[Part of a data file]
<<<<

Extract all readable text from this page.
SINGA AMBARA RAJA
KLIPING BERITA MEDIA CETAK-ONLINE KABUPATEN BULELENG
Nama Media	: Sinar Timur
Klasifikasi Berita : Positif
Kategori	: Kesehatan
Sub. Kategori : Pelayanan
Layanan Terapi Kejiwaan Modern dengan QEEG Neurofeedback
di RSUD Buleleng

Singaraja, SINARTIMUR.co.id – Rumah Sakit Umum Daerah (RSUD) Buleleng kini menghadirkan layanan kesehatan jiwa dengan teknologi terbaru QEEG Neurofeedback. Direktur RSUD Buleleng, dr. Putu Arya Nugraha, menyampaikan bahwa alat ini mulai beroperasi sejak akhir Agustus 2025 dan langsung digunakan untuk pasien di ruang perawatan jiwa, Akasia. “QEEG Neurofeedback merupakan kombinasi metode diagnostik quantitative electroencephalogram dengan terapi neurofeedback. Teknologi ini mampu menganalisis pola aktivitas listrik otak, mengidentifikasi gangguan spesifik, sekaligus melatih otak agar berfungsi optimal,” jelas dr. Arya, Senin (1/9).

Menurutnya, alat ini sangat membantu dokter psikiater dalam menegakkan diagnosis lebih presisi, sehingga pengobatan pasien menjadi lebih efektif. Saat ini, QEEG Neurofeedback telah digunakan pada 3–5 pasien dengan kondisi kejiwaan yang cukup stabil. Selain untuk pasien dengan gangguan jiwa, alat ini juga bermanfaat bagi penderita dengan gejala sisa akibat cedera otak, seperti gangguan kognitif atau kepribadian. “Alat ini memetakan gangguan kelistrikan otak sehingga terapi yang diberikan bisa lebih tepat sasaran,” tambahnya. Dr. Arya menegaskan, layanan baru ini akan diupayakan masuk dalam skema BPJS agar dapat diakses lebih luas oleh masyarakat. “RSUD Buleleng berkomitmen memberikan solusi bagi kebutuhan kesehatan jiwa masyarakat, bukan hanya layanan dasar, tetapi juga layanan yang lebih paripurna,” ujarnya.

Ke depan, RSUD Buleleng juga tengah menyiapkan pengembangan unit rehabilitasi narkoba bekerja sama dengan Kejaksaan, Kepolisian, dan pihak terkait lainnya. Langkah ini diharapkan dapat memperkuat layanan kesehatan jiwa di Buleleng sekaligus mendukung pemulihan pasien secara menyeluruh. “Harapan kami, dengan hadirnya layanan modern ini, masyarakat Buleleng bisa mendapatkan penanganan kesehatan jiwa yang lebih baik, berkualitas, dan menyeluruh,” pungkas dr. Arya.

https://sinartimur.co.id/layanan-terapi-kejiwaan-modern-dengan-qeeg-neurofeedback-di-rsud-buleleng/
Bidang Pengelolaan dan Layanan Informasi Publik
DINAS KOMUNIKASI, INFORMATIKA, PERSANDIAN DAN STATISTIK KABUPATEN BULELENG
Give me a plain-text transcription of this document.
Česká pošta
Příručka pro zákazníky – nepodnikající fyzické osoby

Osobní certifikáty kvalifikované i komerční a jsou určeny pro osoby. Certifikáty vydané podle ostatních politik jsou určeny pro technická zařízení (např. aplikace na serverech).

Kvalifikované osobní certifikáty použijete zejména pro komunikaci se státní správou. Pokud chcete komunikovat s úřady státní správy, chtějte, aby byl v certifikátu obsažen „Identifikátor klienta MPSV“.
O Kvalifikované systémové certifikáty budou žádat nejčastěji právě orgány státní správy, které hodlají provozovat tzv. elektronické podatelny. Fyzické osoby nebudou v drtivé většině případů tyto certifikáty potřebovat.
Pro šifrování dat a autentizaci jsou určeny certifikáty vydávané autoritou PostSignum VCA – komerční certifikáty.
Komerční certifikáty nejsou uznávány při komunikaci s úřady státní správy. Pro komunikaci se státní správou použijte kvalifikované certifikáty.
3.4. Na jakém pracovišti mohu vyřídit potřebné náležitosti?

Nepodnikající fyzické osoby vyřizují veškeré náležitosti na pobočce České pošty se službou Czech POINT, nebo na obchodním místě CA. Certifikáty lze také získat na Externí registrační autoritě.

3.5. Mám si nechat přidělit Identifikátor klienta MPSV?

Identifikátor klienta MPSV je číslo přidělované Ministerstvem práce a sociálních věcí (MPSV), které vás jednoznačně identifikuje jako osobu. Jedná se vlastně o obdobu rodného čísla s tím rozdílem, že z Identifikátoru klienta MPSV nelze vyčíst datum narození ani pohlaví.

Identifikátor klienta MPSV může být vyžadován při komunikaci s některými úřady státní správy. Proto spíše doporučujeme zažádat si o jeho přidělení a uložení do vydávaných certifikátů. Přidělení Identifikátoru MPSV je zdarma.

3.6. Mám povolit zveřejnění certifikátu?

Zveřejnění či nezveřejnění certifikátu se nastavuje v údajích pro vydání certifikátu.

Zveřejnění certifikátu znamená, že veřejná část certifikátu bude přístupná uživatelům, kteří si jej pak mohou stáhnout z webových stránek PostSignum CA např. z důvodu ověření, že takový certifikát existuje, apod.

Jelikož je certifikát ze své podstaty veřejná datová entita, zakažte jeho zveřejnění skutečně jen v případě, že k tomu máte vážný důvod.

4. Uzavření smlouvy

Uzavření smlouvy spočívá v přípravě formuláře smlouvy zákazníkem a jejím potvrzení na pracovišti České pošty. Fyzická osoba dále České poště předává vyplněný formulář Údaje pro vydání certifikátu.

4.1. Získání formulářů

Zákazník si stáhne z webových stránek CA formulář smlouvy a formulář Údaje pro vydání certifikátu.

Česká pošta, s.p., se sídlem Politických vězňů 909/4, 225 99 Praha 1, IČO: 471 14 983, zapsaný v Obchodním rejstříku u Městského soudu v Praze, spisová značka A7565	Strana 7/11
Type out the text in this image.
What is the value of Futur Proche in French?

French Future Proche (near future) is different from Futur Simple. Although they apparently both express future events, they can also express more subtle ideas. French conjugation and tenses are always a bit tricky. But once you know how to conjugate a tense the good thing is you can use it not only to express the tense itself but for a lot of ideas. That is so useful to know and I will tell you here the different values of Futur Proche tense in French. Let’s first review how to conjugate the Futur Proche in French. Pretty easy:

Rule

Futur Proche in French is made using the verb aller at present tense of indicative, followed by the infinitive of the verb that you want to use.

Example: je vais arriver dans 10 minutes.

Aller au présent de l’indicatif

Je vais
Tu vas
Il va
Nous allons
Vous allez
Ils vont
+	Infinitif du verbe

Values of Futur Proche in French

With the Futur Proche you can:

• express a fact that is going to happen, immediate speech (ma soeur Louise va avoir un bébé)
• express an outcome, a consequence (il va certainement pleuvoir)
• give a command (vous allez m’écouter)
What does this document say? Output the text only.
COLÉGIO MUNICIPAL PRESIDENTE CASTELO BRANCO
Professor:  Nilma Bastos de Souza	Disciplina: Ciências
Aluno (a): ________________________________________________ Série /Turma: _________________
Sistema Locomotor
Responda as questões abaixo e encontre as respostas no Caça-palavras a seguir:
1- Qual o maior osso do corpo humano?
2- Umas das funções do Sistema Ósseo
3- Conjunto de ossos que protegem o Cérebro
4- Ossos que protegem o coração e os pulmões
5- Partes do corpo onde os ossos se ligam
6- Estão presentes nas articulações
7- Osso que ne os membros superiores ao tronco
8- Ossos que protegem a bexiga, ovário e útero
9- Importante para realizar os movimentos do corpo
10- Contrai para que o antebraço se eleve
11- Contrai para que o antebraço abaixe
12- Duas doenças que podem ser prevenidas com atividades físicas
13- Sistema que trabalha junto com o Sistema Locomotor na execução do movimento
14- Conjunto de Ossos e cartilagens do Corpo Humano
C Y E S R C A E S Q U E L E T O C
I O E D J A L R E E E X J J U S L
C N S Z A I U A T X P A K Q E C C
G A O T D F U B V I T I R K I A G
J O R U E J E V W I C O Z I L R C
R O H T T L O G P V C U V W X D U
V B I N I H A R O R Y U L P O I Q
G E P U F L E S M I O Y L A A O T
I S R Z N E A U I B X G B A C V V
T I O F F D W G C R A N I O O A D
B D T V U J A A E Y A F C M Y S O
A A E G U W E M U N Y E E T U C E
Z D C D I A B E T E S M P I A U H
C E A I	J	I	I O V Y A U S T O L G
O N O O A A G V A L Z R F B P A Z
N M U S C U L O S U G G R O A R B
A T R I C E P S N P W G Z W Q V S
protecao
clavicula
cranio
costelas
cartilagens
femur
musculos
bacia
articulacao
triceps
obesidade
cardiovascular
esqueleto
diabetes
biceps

>>>>

» **Task brief**:
Report how many lines above hold the string "webových", giving nothing but the number.

» **Full solution**:
2